_Request:_
Find and return each line containing "Tplane".

::: Material for this exercise

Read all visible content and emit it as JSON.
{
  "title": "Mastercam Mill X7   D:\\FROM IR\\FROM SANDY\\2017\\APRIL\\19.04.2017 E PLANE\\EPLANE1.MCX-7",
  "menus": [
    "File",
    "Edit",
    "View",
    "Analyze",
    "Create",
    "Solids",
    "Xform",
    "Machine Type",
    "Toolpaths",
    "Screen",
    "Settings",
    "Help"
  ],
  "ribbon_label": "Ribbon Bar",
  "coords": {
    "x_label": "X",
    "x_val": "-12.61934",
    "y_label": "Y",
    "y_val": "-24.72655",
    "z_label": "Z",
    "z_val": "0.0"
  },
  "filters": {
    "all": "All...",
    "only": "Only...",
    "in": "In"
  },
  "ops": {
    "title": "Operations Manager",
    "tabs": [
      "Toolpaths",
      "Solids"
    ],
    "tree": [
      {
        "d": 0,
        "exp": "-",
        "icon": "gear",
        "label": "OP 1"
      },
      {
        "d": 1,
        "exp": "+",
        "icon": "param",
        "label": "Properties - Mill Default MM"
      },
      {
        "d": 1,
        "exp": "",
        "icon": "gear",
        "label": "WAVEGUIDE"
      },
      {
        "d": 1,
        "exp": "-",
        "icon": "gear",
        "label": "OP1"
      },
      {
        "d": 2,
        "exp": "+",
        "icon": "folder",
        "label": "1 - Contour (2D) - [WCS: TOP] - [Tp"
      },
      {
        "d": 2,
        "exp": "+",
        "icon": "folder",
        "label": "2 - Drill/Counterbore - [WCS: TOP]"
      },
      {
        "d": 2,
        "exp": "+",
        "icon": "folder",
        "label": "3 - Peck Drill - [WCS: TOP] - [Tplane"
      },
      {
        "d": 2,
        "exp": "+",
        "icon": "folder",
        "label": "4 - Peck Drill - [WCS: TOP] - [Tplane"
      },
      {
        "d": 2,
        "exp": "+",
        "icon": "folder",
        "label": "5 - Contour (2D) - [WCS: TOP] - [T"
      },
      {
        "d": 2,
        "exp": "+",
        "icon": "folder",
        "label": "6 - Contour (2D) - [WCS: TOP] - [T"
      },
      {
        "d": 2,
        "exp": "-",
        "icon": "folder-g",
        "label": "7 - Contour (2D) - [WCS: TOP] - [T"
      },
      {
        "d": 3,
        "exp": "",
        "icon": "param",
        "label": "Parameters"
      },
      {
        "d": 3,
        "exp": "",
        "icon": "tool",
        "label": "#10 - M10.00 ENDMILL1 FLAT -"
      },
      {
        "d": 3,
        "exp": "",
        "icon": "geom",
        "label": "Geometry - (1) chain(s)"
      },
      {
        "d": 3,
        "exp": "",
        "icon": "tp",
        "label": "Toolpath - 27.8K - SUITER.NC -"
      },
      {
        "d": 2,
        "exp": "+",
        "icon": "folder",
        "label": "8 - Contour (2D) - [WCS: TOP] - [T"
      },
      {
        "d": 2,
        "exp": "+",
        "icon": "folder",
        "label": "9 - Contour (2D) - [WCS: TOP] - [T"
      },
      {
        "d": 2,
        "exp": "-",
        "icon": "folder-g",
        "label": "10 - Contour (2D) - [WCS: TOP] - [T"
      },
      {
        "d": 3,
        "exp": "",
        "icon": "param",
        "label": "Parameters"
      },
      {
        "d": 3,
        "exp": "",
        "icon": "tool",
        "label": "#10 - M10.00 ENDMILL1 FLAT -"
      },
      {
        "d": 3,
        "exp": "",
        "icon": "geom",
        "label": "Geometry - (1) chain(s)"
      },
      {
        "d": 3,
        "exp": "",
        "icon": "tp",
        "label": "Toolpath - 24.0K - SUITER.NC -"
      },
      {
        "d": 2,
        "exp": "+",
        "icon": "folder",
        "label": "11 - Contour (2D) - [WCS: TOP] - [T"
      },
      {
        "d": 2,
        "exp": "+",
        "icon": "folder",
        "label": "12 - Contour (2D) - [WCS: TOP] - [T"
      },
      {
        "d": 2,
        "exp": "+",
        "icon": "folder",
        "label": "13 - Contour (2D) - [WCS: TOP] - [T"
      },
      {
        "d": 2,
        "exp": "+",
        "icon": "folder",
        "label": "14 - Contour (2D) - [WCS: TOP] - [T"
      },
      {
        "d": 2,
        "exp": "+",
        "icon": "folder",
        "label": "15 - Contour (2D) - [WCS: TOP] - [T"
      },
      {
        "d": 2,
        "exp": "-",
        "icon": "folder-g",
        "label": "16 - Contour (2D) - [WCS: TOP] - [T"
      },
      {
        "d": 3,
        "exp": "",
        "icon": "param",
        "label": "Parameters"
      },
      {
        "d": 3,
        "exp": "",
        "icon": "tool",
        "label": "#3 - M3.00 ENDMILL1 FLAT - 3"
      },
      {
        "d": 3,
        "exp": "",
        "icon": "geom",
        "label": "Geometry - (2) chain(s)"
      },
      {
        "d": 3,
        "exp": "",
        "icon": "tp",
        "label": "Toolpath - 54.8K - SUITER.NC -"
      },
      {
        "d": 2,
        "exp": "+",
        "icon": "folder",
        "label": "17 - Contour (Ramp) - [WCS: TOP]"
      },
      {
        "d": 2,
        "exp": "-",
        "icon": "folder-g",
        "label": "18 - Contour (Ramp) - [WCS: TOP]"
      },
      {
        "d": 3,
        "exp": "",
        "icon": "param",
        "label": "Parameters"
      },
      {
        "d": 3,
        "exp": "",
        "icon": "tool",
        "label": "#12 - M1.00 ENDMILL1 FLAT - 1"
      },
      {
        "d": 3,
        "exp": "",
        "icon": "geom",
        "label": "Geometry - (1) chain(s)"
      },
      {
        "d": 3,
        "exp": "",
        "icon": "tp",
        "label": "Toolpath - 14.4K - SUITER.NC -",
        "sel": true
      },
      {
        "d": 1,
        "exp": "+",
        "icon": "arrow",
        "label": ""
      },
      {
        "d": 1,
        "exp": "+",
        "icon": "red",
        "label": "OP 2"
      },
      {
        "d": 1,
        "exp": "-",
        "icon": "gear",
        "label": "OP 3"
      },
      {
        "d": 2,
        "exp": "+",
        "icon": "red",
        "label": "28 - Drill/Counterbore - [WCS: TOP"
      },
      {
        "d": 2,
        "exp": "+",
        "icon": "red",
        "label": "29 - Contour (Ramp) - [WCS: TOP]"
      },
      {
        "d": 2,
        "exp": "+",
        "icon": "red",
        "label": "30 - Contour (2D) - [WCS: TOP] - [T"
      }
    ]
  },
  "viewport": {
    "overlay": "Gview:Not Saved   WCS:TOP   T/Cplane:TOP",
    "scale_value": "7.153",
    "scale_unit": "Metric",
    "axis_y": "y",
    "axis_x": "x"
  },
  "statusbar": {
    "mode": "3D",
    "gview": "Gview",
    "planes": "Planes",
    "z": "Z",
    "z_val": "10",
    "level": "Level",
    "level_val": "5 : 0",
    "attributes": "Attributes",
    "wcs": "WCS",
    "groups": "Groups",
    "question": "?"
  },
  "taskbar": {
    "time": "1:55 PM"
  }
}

::::::

_Written reply:_
        "label": "3 - Peck Drill - [WCS: TOP] - [Tplane"
        "label": "4 - Peck Drill - [WCS: TOP] - [Tplane"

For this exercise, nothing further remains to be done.